* [Given records]:

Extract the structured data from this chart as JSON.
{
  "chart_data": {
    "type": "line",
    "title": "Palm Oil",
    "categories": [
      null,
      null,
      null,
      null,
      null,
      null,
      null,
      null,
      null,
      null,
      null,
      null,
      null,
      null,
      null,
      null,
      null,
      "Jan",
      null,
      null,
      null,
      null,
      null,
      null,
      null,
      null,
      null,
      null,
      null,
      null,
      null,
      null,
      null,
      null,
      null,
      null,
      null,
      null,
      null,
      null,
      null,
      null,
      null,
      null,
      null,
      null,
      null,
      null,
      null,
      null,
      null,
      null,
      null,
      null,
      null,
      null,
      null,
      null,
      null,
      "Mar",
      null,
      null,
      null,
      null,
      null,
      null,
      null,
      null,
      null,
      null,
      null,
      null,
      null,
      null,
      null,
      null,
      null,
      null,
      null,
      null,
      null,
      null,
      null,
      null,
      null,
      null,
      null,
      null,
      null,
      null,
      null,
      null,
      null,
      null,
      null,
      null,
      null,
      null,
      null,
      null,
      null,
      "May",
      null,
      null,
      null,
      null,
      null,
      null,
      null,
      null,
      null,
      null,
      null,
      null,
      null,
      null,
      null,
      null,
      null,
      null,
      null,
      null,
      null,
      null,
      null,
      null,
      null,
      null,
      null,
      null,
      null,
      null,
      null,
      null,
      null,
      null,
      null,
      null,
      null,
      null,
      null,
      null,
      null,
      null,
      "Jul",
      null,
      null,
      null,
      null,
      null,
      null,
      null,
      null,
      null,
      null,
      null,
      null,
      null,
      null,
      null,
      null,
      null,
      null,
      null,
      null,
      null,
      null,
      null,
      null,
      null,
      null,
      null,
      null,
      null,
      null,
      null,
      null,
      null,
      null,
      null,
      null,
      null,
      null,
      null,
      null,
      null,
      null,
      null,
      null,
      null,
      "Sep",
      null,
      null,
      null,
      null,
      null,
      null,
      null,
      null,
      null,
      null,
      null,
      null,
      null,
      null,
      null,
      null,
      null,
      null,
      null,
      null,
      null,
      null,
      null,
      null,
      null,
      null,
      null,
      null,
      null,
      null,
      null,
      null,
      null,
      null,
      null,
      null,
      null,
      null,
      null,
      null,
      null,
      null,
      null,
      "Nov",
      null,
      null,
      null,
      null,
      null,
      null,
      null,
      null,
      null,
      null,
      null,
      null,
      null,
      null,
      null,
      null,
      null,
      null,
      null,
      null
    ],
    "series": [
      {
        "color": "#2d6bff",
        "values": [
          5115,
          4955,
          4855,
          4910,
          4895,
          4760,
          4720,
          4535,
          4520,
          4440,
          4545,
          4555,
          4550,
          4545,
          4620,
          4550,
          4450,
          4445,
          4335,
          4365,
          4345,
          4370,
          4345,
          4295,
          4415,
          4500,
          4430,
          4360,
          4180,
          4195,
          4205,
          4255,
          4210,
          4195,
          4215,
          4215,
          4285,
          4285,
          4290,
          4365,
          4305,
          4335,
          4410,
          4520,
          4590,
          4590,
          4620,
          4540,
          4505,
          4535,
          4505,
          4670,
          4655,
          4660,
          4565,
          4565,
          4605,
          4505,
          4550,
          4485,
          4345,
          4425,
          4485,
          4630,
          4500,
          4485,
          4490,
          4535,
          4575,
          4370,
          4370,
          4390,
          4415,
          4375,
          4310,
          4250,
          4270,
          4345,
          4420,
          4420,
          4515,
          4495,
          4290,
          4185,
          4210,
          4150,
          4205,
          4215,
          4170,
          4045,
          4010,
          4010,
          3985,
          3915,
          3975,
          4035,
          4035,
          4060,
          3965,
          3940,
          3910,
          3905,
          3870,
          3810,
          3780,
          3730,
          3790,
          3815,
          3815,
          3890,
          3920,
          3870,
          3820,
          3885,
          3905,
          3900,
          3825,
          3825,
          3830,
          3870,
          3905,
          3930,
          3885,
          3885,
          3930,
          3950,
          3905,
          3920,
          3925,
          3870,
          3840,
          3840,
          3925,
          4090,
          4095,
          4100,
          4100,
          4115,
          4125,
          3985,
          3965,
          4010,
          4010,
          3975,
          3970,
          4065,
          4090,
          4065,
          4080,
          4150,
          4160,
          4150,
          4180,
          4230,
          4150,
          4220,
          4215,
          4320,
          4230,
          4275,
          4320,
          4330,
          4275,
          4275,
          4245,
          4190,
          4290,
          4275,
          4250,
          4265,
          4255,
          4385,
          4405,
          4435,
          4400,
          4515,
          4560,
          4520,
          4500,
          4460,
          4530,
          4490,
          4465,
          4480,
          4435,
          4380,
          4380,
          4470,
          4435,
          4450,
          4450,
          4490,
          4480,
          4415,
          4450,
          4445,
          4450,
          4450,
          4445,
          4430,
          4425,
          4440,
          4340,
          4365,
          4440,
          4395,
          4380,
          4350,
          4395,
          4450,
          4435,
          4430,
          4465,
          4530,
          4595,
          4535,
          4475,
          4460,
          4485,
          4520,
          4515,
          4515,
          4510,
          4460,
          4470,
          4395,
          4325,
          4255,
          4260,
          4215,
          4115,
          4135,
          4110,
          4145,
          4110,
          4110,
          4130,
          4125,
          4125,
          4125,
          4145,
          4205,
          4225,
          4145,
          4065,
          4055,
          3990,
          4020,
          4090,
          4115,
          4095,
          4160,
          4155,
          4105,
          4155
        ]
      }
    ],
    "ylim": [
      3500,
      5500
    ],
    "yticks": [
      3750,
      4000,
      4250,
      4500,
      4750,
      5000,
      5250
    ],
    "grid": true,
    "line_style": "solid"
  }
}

* [Work to be completed]: Return the listing above word for word.

* [Exercise answer]:
Extract the structured data from this chart as JSON.
{
  "chart_data": {
    "type": "line",
    "title": "Palm Oil",
    "categories": [
      null,
      null,
      null,
      null,
      null,
      null,
      null,
      null,
      null,
      null,
      null,
      null,
      null,
      null,
      null,
      null,
      null,
      "Jan",
      null,
      null,
      null,
      null,
      null,
      null,
      null,
      null,
      null,
      null,
      null,
      null,
      null,
      null,
      null,
      null,
      null,
      null,
      null,
      null,
      null,
      null,
      null,
      null,
      null,
      null,
      null,
      null,
      null,
      null,
      null,
      null,
      null,
      null,
      null,
      null,
      null,
      null,
      null,
      null,
      null,
      "Mar",
      null,
      null,
      null,
      null,
      null,
      null,
      null,
      null,
      null,
      null,
      null,
      null,
      null,
      null,
      null,
      null,
      null,
      null,
      null,
      null,
      null,
      null,
      null,
      null,
      null,
      null,
      null,
      null,
      null,
      null,
      null,
      null,
      null,
      null,
      null,
      null,
      null,
      null,
      null,
      null,
      null,
      "May",
      null,
      null,
      null,
      null,
      null,
      null,
      null,
      null,
      null,
      null,
      null,
      null,
      null,
      null,
      null,
      null,
      null,
      null,
      null,
      null,
      null,
      null,
      null,
      null,
      null,
      null,
      null,
      null,
      null,
      null,
      null,
      null,
      null,
      null,
      null,
      null,
      null,
      null,
      null,
      null,
      null,
      null,
      "Jul",
      null,
      null,
      null,
      null,
      null,
      null,
      null,
      null,
      null,
      null,
      null,
      null,
      null,
      null,
      null,
      null,
      null,
      null,
      null,
      null,
      null,
      null,
      null,
      null,
      null,
      null,
      null,
      null,
      null,
      null,
      null,
      null,
      null,
      null,
      null,
      null,
      null,
      null,
      null,
      null,
      null,
      null,
      null,
      null,
      null,
      "Sep",
      null,
      null,
      null,
      null,
      null,
      null,
      null,
      null,
      null,
      null,
      null,
      null,
      null,
      null,
      null,
      null,
      null,
      null,
      null,
      null,
      null,
      null,
      null,
      null,
      null,
      null,
      null,
      null,
      null,
      null,
      null,
      null,
      null,
      null,
      null,
      null,
      null,
      null,
      null,
      null,
      null,
      null,
      null,
      "Nov",
      null,
      null,
      null,
      null,
      null,
      null,
      null,
      null,
      null,
      null,
      null,
      null,
      null,
      null,
      null,
      null,
      null,
      null,
      null,
      null
    ],
    "series": [
      {
        "color": "#2d6bff",
        "values": [
          5115,
          4955,
          4855,
          4910,
          4895,
          4760,
          4720,
          4535,
          4520,
          4440,
          4545,
          4555,
          4550,
          4545,
          4620,
          4550,
          4450,
          4445,
          4335,
          4365,
          4345,
          4370,
          4345,
          4295,
          4415,
          4500,
          4430,
          4360,
          4180,
          4195,
          4205,
          4255,
          4210,
          4195,
          4215,
          4215,
          4285,
          4285,
          4290,
          4365,
          4305,
          4335,
          4410,
          4520,
          4590,
          4590,
          4620,
          4540,
          4505,
          4535,
          4505,
          4670,
          4655,
          4660,
          4565,
          4565,
          4605,
          4505,
          4550,
          4485,
          4345,
          4425,
          4485,
          4630,
          4500,
          4485,
          4490,
          4535,
          4575,
          4370,
          4370,
          4390,
          4415,
          4375,
          4310,
          4250,
          4270,
          4345,
          4420,
          4420,
          4515,
          4495,
          4290,
          4185,
          4210,
          4150,
          4205,
          4215,
          4170,
          4045,
          4010,
          4010,
          3985,
          3915,
          3975,
          4035,
          4035,
          4060,
          3965,
          3940,
          3910,
          3905,
          3870,
          3810,
          3780,
          3730,
          3790,
          3815,
          3815,
          3890,
          3920,
          3870,
          3820,
          3885,
          3905,
          3900,
          3825,
          3825,
          3830,
          3870,
          3905,
          3930,
          3885,
          3885,
          3930,
          3950,
          3905,
          3920,
          3925,
          3870,
          3840,
          3840,
          3925,
          4090,
          4095,
          4100,
          4100,
          4115,
          4125,
          3985,
          3965,
          4010,
          4010,
          3975,
          3970,
          4065,
          4090,
          4065,
          4080,
          4150,
          4160,
          4150,
          4180,
          4230,
          4150,
          4220,
          4215,
          4320,
          4230,
          4275,
          4320,
          4330,
          4275,
          4275,
          4245,
          4190,
          4290,
          4275,
          4250,
          4265,
          4255,
          4385,
          4405,
          4435,
          4400,
          4515,
          4560,
          4520,
          4500,
          4460,
          4530,
          4490,
          4465,
          4480,
          4435,
          4380,
          4380,
          4470,
          4435,
          4450,
          4450,
          4490,
          4480,
          4415,
          4450,
          4445,
          4450,
          4450,
          4445,
          4430,
          4425,
          4440,
          4340,
          4365,
          4440,
          4395,
          4380,
          4350,
          4395,
          4450,
          4435,
          4430,
          4465,
          4530,
          4595,
          4535,
          4475,
          4460,
          4485,
          4520,
          4515,
          4515,
          4510,
          4460,
          4470,
          4395,
          4325,
          4255,
          4260,
          4215,
          4115,
          4135,
          4110,
          4145,
          4110,
          4110,
          4130,
          4125,
          4125,
          4125,
          4145,
          4205,
          4225,
          4145,
          4065,
          4055,
          3990,
          4020,
          4090,
          4115,
          4095,
          4160,
          4155,
          4105,
          4155
        ]
      }
    ],
    "ylim": [
      3500,
      5500
    ],
    "yticks": [
      3750,
      4000,
      4250,
      4500,
      4750,
      5000,
      5250
    ],
    "grid": true,
    "line_style": "solid"
  }
}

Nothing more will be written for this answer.